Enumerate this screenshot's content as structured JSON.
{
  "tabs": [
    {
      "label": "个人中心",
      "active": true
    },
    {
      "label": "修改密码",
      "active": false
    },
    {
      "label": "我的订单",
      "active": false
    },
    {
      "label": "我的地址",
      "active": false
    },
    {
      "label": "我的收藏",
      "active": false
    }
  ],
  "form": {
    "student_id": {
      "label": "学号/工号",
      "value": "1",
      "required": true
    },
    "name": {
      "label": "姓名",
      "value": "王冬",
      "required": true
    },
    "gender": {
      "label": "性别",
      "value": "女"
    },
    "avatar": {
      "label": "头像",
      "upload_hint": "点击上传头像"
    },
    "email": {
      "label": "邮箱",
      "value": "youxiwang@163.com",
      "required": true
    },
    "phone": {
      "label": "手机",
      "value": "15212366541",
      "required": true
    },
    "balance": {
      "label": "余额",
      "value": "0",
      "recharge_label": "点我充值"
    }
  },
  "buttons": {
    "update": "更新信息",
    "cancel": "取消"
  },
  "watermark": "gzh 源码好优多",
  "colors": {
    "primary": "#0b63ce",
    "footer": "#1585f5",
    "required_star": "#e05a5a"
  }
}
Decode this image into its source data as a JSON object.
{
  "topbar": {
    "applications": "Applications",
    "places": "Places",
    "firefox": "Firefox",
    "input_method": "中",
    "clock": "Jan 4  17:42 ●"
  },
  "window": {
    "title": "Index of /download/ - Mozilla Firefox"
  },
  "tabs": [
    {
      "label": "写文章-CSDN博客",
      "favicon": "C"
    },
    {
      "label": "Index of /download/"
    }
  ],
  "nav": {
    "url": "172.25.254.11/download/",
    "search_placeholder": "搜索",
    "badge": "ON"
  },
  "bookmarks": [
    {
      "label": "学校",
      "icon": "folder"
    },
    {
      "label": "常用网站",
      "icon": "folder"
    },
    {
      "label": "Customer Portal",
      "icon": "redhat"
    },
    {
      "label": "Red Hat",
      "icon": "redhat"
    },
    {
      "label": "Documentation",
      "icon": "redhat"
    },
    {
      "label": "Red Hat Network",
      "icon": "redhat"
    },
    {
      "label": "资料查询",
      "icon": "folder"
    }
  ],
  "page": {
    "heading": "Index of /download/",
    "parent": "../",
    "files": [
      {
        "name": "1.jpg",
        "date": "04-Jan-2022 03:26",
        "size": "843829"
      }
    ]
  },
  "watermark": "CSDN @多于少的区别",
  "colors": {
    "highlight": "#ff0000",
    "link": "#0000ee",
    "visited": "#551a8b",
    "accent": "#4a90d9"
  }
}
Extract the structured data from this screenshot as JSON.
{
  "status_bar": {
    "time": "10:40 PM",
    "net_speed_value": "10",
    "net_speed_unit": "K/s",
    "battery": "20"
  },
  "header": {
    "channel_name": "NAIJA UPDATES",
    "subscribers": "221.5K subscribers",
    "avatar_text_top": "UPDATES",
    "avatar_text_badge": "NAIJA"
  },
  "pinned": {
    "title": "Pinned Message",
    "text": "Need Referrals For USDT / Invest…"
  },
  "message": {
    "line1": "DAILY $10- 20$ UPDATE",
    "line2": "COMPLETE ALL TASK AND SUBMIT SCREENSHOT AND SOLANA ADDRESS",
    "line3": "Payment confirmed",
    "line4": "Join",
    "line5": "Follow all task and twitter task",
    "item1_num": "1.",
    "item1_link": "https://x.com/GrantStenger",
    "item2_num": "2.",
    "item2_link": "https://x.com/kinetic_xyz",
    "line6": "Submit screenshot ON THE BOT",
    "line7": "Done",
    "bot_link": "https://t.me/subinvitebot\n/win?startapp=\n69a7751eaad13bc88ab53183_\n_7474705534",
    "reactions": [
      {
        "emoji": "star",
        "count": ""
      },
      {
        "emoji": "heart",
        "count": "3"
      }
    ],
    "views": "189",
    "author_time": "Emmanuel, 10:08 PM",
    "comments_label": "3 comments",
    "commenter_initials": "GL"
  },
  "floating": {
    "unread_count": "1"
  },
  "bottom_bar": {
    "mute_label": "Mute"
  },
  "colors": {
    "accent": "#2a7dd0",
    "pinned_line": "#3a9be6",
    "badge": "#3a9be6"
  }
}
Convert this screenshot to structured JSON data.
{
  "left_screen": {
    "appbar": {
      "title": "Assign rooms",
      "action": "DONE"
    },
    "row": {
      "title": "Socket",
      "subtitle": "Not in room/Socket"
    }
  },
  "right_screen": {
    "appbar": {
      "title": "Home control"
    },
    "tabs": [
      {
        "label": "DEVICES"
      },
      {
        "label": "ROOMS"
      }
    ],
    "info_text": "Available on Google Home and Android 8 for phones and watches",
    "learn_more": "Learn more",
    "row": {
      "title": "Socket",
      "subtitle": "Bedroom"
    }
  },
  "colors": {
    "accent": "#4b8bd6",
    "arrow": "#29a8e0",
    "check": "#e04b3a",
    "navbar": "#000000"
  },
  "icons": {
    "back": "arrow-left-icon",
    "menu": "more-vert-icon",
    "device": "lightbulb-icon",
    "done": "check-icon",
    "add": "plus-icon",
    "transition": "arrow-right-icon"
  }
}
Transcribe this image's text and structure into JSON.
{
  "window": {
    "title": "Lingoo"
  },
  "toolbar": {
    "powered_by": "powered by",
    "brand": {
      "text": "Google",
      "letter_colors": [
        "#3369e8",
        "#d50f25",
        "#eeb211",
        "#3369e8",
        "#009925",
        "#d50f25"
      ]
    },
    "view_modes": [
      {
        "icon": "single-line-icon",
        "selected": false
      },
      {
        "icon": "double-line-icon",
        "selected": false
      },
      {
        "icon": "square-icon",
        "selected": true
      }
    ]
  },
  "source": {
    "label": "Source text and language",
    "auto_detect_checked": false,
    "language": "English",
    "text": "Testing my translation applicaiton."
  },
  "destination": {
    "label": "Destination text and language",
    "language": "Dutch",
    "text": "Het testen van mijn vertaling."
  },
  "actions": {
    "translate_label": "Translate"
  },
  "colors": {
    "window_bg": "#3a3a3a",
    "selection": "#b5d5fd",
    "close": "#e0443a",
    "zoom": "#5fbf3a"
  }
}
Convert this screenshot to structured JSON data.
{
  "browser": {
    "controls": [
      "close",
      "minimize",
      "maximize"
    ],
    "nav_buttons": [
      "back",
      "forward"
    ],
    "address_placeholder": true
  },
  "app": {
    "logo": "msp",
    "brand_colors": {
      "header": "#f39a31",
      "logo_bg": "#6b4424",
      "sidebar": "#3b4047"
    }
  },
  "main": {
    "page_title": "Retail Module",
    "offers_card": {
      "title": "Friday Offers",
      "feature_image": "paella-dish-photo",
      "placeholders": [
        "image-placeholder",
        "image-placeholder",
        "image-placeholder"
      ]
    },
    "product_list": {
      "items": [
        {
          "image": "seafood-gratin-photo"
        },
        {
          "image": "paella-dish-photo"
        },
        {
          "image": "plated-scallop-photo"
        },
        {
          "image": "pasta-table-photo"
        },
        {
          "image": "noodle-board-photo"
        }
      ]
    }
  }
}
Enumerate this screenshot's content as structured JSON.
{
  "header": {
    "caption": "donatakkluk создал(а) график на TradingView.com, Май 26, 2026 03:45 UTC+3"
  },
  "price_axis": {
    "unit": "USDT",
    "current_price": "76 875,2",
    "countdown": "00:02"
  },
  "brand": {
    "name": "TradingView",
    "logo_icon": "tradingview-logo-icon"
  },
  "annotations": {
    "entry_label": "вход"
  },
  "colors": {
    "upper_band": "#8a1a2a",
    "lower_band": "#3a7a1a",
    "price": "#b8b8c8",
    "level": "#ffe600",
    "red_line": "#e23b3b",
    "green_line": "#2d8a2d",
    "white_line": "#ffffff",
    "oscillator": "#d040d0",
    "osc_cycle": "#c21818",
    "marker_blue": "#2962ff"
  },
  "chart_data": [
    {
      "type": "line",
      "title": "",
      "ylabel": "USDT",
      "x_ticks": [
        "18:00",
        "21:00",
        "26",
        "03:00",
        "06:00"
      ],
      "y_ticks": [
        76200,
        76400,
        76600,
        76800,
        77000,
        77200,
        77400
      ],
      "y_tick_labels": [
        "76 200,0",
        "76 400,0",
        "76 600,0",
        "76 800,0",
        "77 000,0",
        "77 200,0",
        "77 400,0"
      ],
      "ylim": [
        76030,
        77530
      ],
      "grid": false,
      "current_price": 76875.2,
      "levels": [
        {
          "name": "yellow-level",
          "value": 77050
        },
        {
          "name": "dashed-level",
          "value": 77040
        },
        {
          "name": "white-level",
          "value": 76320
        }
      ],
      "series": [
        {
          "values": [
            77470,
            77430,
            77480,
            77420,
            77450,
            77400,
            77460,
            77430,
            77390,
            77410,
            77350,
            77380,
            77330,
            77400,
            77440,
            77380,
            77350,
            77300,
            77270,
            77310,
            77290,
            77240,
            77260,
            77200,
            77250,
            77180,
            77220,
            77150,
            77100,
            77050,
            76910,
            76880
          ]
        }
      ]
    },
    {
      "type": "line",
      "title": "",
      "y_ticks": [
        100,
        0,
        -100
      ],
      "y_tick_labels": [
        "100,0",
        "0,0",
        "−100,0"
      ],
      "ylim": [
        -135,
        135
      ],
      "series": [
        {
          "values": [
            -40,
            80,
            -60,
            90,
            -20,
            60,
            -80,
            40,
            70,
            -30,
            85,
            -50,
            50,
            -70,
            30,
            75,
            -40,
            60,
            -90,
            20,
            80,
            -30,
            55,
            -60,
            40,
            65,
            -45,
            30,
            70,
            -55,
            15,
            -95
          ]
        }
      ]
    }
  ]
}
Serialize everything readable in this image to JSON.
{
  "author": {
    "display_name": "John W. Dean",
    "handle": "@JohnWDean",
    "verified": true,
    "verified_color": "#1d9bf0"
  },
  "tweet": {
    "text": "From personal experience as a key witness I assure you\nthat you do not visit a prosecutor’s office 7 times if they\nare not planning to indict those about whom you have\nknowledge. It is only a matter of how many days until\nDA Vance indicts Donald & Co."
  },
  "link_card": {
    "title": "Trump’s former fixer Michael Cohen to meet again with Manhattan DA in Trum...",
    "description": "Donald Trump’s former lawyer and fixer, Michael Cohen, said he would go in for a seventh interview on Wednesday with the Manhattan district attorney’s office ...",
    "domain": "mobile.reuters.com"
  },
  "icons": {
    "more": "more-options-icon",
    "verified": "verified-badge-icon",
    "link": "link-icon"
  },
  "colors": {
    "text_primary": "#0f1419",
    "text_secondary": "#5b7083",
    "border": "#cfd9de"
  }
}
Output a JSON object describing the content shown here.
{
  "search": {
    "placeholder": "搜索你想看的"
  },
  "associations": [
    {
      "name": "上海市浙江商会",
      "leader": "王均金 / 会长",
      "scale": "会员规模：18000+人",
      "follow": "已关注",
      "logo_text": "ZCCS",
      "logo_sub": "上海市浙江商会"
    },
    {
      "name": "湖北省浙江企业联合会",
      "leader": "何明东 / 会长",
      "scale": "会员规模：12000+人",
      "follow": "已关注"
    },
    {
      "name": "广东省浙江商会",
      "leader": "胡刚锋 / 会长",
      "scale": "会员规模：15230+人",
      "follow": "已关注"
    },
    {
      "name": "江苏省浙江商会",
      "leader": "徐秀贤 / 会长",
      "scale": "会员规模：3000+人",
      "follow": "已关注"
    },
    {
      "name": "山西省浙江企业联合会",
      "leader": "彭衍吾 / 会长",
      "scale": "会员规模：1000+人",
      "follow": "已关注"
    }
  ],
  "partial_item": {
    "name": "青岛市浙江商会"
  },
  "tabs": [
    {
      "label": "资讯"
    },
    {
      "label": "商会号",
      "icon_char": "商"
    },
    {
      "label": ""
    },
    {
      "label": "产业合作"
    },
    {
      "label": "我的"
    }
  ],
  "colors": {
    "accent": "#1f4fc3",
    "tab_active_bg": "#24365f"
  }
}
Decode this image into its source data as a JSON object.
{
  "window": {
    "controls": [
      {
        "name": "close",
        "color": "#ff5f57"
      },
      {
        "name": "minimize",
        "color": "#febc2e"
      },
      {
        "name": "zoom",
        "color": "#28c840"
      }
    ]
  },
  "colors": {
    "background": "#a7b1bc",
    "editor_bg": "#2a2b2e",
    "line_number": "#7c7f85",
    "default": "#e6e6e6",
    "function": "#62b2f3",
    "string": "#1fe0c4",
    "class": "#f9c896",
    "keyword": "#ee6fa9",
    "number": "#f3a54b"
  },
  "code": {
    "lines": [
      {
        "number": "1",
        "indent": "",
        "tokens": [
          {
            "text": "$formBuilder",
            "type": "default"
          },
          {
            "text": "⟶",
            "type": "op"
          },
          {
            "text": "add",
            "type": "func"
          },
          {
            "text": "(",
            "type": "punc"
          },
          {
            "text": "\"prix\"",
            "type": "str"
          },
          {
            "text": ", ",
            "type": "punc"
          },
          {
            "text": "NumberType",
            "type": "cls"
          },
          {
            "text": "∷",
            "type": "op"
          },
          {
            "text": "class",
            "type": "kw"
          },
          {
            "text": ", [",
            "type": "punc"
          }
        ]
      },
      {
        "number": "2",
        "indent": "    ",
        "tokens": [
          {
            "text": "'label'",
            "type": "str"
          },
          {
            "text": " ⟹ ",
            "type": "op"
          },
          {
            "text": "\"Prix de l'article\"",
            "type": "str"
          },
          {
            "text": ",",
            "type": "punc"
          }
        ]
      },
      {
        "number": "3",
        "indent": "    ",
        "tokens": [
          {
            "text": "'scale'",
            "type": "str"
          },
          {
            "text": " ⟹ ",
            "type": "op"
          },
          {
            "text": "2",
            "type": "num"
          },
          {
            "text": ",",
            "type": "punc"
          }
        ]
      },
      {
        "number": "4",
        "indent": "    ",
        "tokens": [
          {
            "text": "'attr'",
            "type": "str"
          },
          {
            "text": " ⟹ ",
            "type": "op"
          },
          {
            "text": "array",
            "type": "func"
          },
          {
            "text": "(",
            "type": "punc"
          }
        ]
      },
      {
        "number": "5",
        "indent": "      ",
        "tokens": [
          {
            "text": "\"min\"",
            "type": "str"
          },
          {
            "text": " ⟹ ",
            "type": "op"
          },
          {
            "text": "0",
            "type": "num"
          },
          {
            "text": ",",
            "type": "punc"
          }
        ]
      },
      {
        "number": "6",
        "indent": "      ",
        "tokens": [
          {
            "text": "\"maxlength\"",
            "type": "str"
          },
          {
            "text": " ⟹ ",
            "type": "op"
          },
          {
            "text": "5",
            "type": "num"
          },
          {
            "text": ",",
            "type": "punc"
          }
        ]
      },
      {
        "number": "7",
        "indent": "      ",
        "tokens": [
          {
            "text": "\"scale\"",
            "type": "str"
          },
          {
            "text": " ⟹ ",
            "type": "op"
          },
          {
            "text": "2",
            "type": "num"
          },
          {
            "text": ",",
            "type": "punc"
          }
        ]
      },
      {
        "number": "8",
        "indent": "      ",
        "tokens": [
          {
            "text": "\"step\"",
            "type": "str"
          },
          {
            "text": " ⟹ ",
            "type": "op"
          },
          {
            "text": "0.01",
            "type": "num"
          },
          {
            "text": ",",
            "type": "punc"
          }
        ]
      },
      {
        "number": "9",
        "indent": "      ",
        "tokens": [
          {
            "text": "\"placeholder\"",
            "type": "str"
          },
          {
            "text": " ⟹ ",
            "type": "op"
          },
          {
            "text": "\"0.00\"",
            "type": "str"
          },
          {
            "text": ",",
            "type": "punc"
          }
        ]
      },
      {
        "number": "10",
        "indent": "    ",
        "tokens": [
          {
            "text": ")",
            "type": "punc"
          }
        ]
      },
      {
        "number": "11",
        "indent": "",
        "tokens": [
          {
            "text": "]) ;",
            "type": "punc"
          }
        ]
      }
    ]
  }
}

# What this task involves
Work out the count of lines containing the word "accent", then write only that count.

# Result
4